» **TASK DESCRIPTION**: Every record that follows must be duplicated exactly, with images left out.

» **INFORMATION GIVEN**:
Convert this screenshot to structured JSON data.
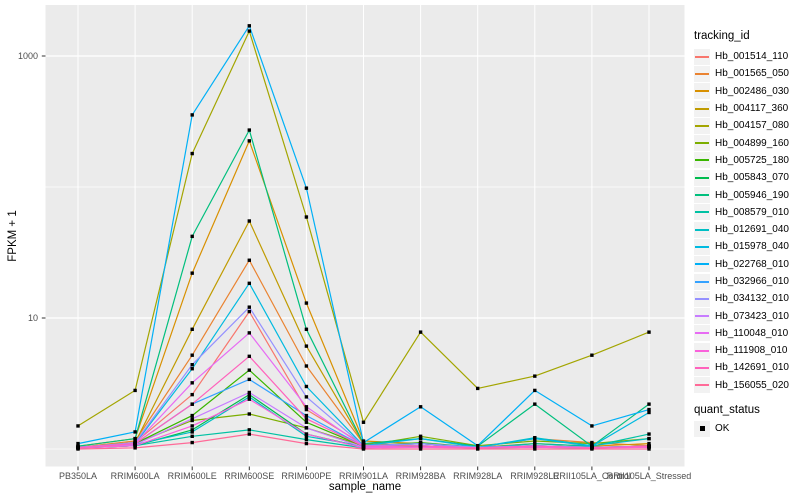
{
  "chart_data": {
    "type": "line",
    "title": "",
    "xlabel": "sample_name",
    "ylabel": "FPKM + 1",
    "yscale": "log10",
    "y_tick_values": [
      10,
      1000
    ],
    "y_minor_values": [
      1,
      100
    ],
    "ylim": [
      0.75,
      2400
    ],
    "grid": true,
    "legend_position": "right",
    "legend_title": "tracking_id",
    "quant_status": {
      "title": "quant_status",
      "label": "OK"
    },
    "point_color": "#000000",
    "style": {
      "panel_bg": "#EBEBEB",
      "grid_color": "#FFFFFF",
      "tick_color": "#333333",
      "axis_text_color": "#4D4D4D",
      "legend_key_bg": "#F2F2F2"
    },
    "categories": [
      "PB350LA",
      "RRIM600LA",
      "RRIM600LE",
      "RRIM600SE",
      "RRIM600PE",
      "RRIM901LA",
      "RRIM928BA",
      "RRIM928LA",
      "RRIM928LE",
      "RRII105LA_Control",
      "RRII105LA_Stressed"
    ],
    "series": [
      {
        "name": "Hb_001514_110",
        "color": "#F8766D",
        "values": [
          1.03,
          1.12,
          2.6,
          11.2,
          2.0,
          1.08,
          1.1,
          1.03,
          1.06,
          1.03,
          1.05
        ]
      },
      {
        "name": "Hb_001565_050",
        "color": "#EA8331",
        "values": [
          1.03,
          1.15,
          5.2,
          27.6,
          4.3,
          1.1,
          1.06,
          1.03,
          1.2,
          1.12,
          1.06
        ]
      },
      {
        "name": "Hb_002486_030",
        "color": "#D89000",
        "values": [
          1.05,
          1.2,
          22,
          225,
          13,
          1.15,
          1.1,
          1.03,
          1.1,
          1.05,
          1.1
        ]
      },
      {
        "name": "Hb_004117_360",
        "color": "#C09B00",
        "values": [
          1.03,
          1.12,
          8.2,
          55,
          6.1,
          1.1,
          1.05,
          1.03,
          1.05,
          1.03,
          1.03
        ]
      },
      {
        "name": "Hb_004157_080",
        "color": "#A3A500",
        "values": [
          1.5,
          2.8,
          180,
          1550,
          59,
          1.6,
          7.8,
          2.9,
          3.6,
          5.2,
          7.8
        ]
      },
      {
        "name": "Hb_004899_160",
        "color": "#7CAE00",
        "values": [
          1.03,
          1.1,
          1.65,
          1.85,
          1.45,
          1.06,
          1.25,
          1.06,
          1.15,
          1.1,
          1.2
        ]
      },
      {
        "name": "Hb_005725_180",
        "color": "#39B600",
        "values": [
          1.03,
          1.1,
          1.8,
          4.0,
          1.6,
          1.05,
          1.12,
          1.03,
          1.06,
          1.03,
          1.05
        ]
      },
      {
        "name": "Hb_005843_070",
        "color": "#00BB4E",
        "values": [
          1.02,
          1.06,
          1.4,
          2.6,
          1.3,
          1.03,
          1.05,
          1.02,
          1.03,
          1.02,
          1.05
        ]
      },
      {
        "name": "Hb_005946_190",
        "color": "#00BF7D",
        "values": [
          1.05,
          1.2,
          42,
          272,
          8.2,
          1.1,
          1.2,
          1.05,
          2.2,
          1.05,
          2.2
        ]
      },
      {
        "name": "Hb_008579_010",
        "color": "#00C1A3",
        "values": [
          1.02,
          1.06,
          1.25,
          1.4,
          1.18,
          1.02,
          1.06,
          1.02,
          1.1,
          1.05,
          1.3
        ]
      },
      {
        "name": "Hb_012691_040",
        "color": "#00BFC4",
        "values": [
          1.03,
          1.08,
          1.35,
          2.5,
          1.25,
          1.05,
          1.1,
          1.03,
          1.22,
          1.06,
          1.2
        ]
      },
      {
        "name": "Hb_015978_040",
        "color": "#00BAE0",
        "values": [
          1.03,
          1.1,
          4.1,
          18.4,
          3.0,
          1.06,
          1.2,
          1.03,
          1.2,
          1.05,
          1.9
        ]
      },
      {
        "name": "Hb_022768_010",
        "color": "#00B0F6",
        "values": [
          1.1,
          1.35,
          355,
          1700,
          98,
          1.12,
          2.1,
          1.06,
          2.8,
          1.5,
          2.0
        ]
      },
      {
        "name": "Hb_032966_010",
        "color": "#35A2FF",
        "values": [
          1.03,
          1.1,
          2.2,
          3.4,
          1.8,
          1.05,
          1.1,
          1.03,
          1.06,
          1.03,
          1.05
        ]
      },
      {
        "name": "Hb_034132_010",
        "color": "#9590FF",
        "values": [
          1.03,
          1.12,
          4.4,
          12.1,
          2.5,
          1.06,
          1.1,
          1.03,
          1.06,
          1.03,
          1.05
        ]
      },
      {
        "name": "Hb_073423_010",
        "color": "#C77CFF",
        "values": [
          1.02,
          1.08,
          1.7,
          2.7,
          1.45,
          1.03,
          1.06,
          1.02,
          1.05,
          1.02,
          1.05
        ]
      },
      {
        "name": "Hb_110048_010",
        "color": "#E76BF3",
        "values": [
          1.03,
          1.1,
          3.2,
          7.7,
          2.1,
          1.05,
          1.06,
          1.02,
          1.05,
          1.02,
          1.05
        ]
      },
      {
        "name": "Hb_111908_010",
        "color": "#FA62DB",
        "values": [
          1.02,
          1.06,
          1.5,
          2.4,
          1.3,
          1.02,
          1.03,
          1.02,
          1.03,
          1.02,
          1.03
        ]
      },
      {
        "name": "Hb_142691_010",
        "color": "#FF62BC",
        "values": [
          1.02,
          1.1,
          2.2,
          5.1,
          1.7,
          1.05,
          1.05,
          1.02,
          1.05,
          1.02,
          1.05
        ]
      },
      {
        "name": "Hb_156055_020",
        "color": "#FF6A98",
        "values": [
          1.0,
          1.02,
          1.12,
          1.3,
          1.1,
          1.0,
          1.0,
          1.0,
          1.0,
          1.0,
          1.0
        ]
      }
    ]
  }
}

» **RESPONSE BELOW**:
Convert this screenshot to structured JSON data.
{
  "chart_data": {
    "type": "line",
    "title": "",
    "xlabel": "sample_name",
    "ylabel": "FPKM + 1",
    "yscale": "log10",
    "y_tick_values": [
      10,
      1000
    ],
    "y_minor_values": [
      1,
      100
    ],
    "ylim": [
      0.75,
      2400
    ],
    "grid": true,
    "legend_position": "right",
    "legend_title": "tracking_id",
    "quant_status": {
      "title": "quant_status",
      "label": "OK"
    },
    "point_color": "#000000",
    "style": {
      "panel_bg": "#EBEBEB",
      "grid_color": "#FFFFFF",
      "tick_color": "#333333",
      "axis_text_color": "#4D4D4D",
      "legend_key_bg": "#F2F2F2"
    },
    "categories": [
      "PB350LA",
      "RRIM600LA",
      "RRIM600LE",
      "RRIM600SE",
      "RRIM600PE",
      "RRIM901LA",
      "RRIM928BA",
      "RRIM928LA",
      "RRIM928LE",
      "RRII105LA_Control",
      "RRII105LA_Stressed"
    ],
    "series": [
      {
        "name": "Hb_001514_110",
        "color": "#F8766D",
        "values": [
          1.03,
          1.12,
          2.6,
          11.2,
          2.0,
          1.08,
          1.1,
          1.03,
          1.06,
          1.03,
          1.05
        ]
      },
      {
        "name": "Hb_001565_050",
        "color": "#EA8331",
        "values": [
          1.03,
          1.15,
          5.2,
          27.6,
          4.3,
          1.1,
          1.06,
          1.03,
          1.2,
          1.12,
          1.06
        ]
      },
      {
        "name": "Hb_002486_030",
        "color": "#D89000",
        "values": [
          1.05,
          1.2,
          22,
          225,
          13,
          1.15,
          1.1,
          1.03,
          1.1,
          1.05,
          1.1
        ]
      },
      {
        "name": "Hb_004117_360",
        "color": "#C09B00",
        "values": [
          1.03,
          1.12,
          8.2,
          55,
          6.1,
          1.1,
          1.05,
          1.03,
          1.05,
          1.03,
          1.03
        ]
      },
      {
        "name": "Hb_004157_080",
        "color": "#A3A500",
        "values": [
          1.5,
          2.8,
          180,
          1550,
          59,
          1.6,
          7.8,
          2.9,
          3.6,
          5.2,
          7.8
        ]
      },
      {
        "name": "Hb_004899_160",
        "color": "#7CAE00",
        "values": [
          1.03,
          1.1,
          1.65,
          1.85,
          1.45,
          1.06,
          1.25,
          1.06,
          1.15,
          1.1,
          1.2
        ]
      },
      {
        "name": "Hb_005725_180",
        "color": "#39B600",
        "values": [
          1.03,
          1.1,
          1.8,
          4.0,
          1.6,
          1.05,
          1.12,
          1.03,
          1.06,
          1.03,
          1.05
        ]
      },
      {
        "name": "Hb_005843_070",
        "color": "#00BB4E",
        "values": [
          1.02,
          1.06,
          1.4,
          2.6,
          1.3,
          1.03,
          1.05,
          1.02,
          1.03,
          1.02,
          1.05
        ]
      },
      {
        "name": "Hb_005946_190",
        "color": "#00BF7D",
        "values": [
          1.05,
          1.2,
          42,
          272,
          8.2,
          1.1,
          1.2,
          1.05,
          2.2,
          1.05,
          2.2
        ]
      },
      {
        "name": "Hb_008579_010",
        "color": "#00C1A3",
        "values": [
          1.02,
          1.06,
          1.25,
          1.4,
          1.18,
          1.02,
          1.06,
          1.02,
          1.1,
          1.05,
          1.3
        ]
      },
      {
        "name": "Hb_012691_040",
        "color": "#00BFC4",
        "values": [
          1.03,
          1.08,
          1.35,
          2.5,
          1.25,
          1.05,
          1.1,
          1.03,
          1.22,
          1.06,
          1.2
        ]
      },
      {
        "name": "Hb_015978_040",
        "color": "#00BAE0",
        "values": [
          1.03,
          1.1,
          4.1,
          18.4,
          3.0,
          1.06,
          1.2,
          1.03,
          1.2,
          1.05,
          1.9
        ]
      },
      {
        "name": "Hb_022768_010",
        "color": "#00B0F6",
        "values": [
          1.1,
          1.35,
          355,
          1700,
          98,
          1.12,
          2.1,
          1.06,
          2.8,
          1.5,
          2.0
        ]
      },
      {
        "name": "Hb_032966_010",
        "color": "#35A2FF",
        "values": [
          1.03,
          1.1,
          2.2,
          3.4,
          1.8,
          1.05,
          1.1,
          1.03,
          1.06,
          1.03,
          1.05
        ]
      },
      {
        "name": "Hb_034132_010",
        "color": "#9590FF",
        "values": [
          1.03,
          1.12,
          4.4,
          12.1,
          2.5,
          1.06,
          1.1,
          1.03,
          1.06,
          1.03,
          1.05
        ]
      },
      {
        "name": "Hb_073423_010",
        "color": "#C77CFF",
        "values": [
          1.02,
          1.08,
          1.7,
          2.7,
          1.45,
          1.03,
          1.06,
          1.02,
          1.05,
          1.02,
          1.05
        ]
      },
      {
        "name": "Hb_110048_010",
        "color": "#E76BF3",
        "values": [
          1.03,
          1.1,
          3.2,
          7.7,
          2.1,
          1.05,
          1.06,
          1.02,
          1.05,
          1.02,
          1.05
        ]
      },
      {
        "name": "Hb_111908_010",
        "color": "#FA62DB",
        "values": [
          1.02,
          1.06,
          1.5,
          2.4,
          1.3,
          1.02,
          1.03,
          1.02,
          1.03,
          1.02,
          1.03
        ]
      },
      {
        "name": "Hb_142691_010",
        "color": "#FF62BC",
        "values": [
          1.02,
          1.1,
          2.2,
          5.1,
          1.7,
          1.05,
          1.05,
          1.02,
          1.05,
          1.02,
          1.05
        ]
      },
      {
        "name": "Hb_156055_020",
        "color": "#FF6A98",
        "values": [
          1.0,
          1.02,
          1.12,
          1.3,
          1.1,
          1.0,
          1.0,
          1.0,
          1.0,
          1.0,
          1.0
        ]
      }
    ]
  }
}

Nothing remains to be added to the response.